# Aim
Sift the listing for lines that hold the string "JSON" and pull them out.

# Data rows
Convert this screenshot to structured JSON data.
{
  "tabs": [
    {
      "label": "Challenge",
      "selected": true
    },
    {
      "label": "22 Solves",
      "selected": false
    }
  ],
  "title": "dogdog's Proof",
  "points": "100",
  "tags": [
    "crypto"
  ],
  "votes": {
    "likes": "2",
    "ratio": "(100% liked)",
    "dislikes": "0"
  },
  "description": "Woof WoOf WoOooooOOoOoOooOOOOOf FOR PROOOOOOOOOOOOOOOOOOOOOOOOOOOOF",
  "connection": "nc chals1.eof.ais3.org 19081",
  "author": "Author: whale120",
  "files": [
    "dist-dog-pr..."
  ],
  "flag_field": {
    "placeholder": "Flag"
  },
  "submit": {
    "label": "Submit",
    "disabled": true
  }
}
---
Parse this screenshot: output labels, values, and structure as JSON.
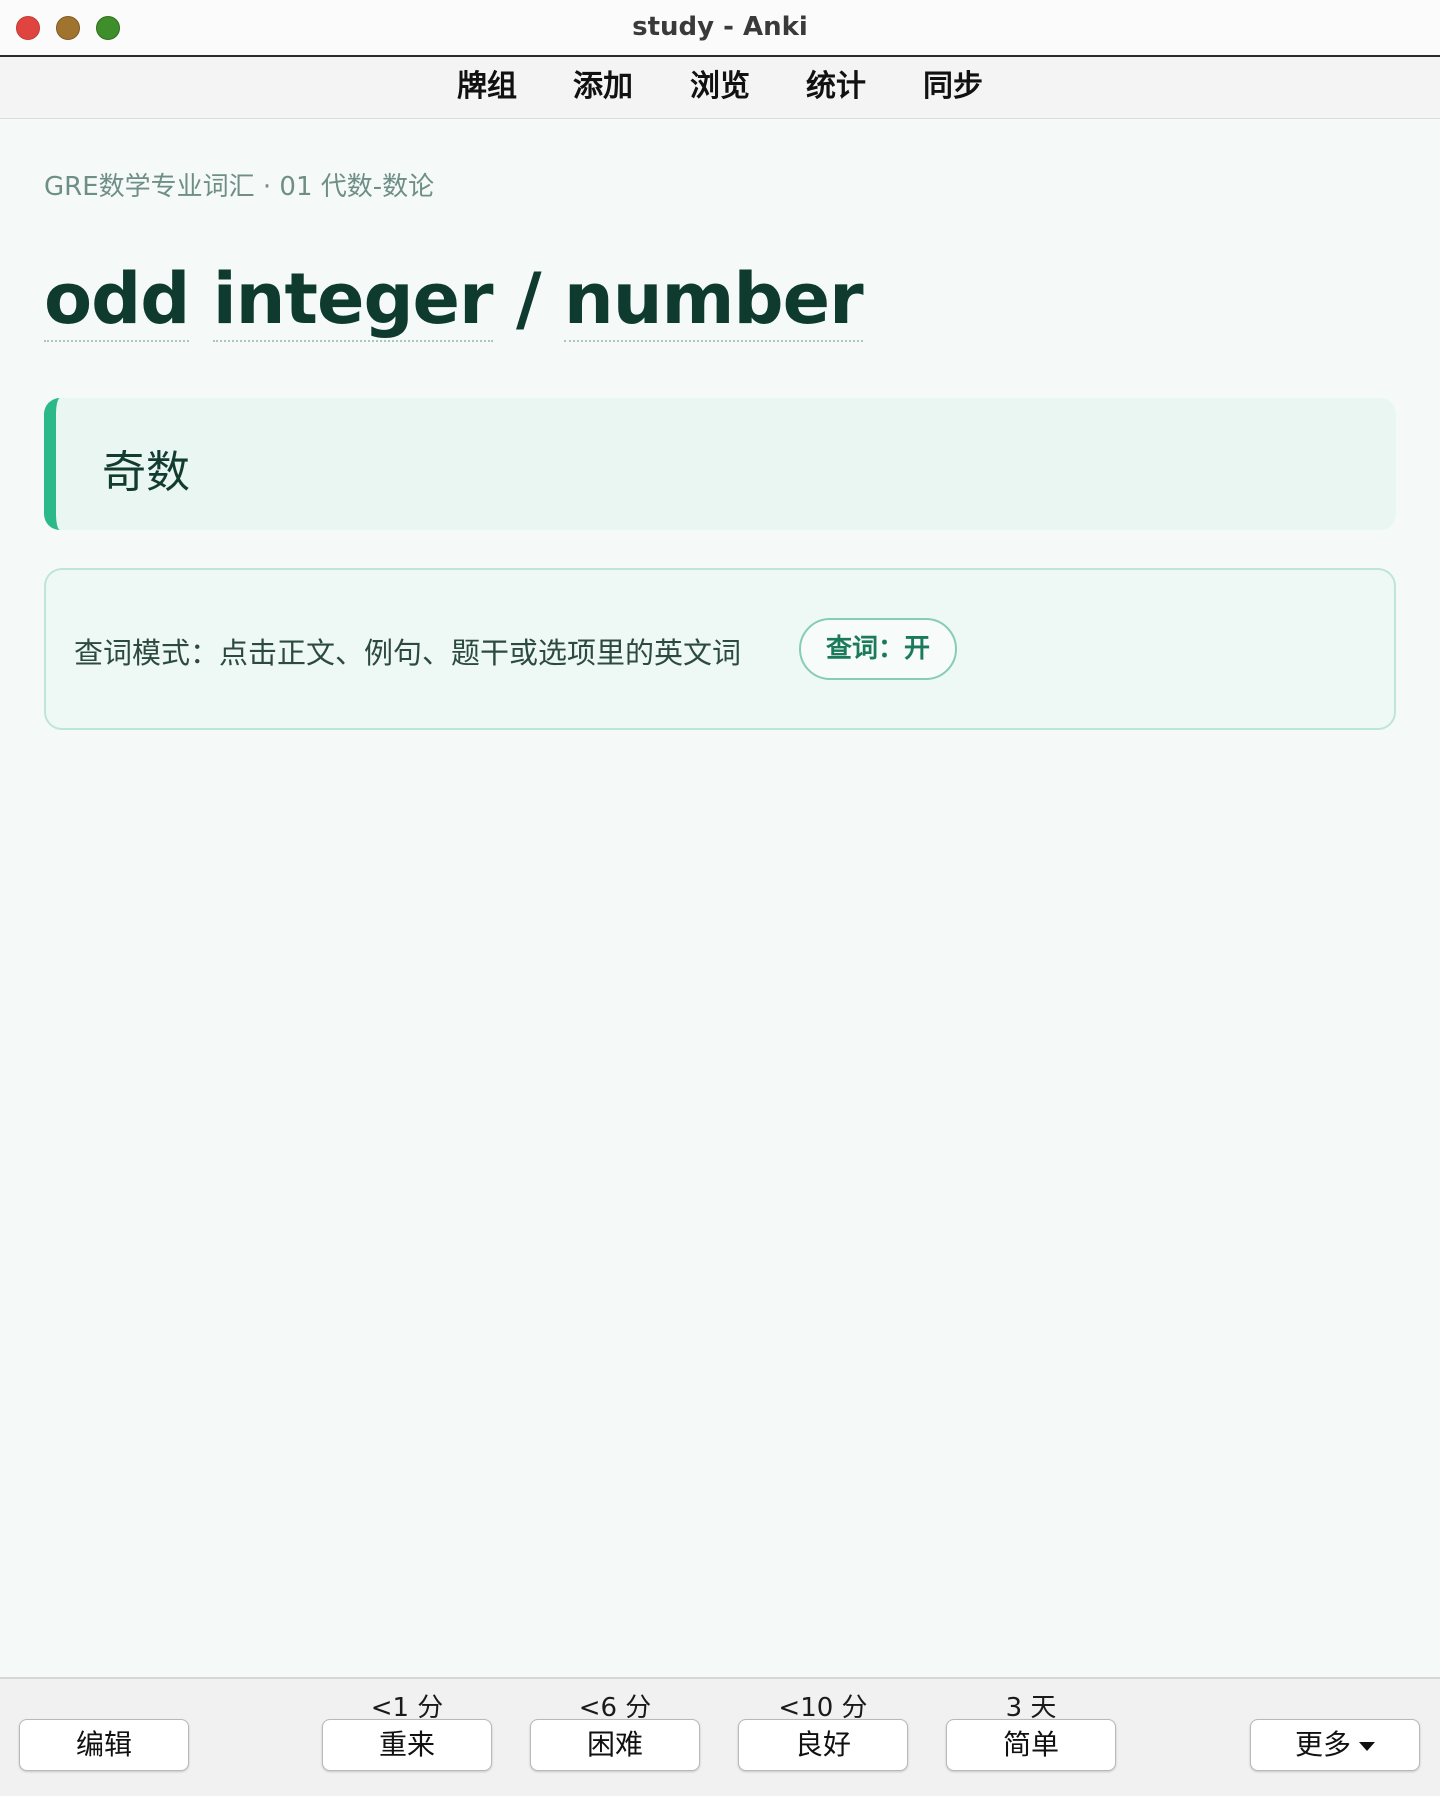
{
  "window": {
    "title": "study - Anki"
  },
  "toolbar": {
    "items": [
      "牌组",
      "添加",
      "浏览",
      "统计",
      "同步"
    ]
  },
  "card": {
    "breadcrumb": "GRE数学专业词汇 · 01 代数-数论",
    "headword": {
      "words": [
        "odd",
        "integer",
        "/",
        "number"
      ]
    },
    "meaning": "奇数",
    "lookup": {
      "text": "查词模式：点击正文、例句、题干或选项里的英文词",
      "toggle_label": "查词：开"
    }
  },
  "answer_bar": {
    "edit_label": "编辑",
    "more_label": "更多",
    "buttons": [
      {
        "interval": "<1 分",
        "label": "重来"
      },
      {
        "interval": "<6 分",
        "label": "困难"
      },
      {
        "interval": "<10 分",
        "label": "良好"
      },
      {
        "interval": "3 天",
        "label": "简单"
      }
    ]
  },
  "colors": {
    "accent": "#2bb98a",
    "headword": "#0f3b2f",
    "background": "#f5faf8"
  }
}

# Full response
Convert this screenshot to structured JSON data.
Parse this screenshot: output labels, values, and structure as JSON.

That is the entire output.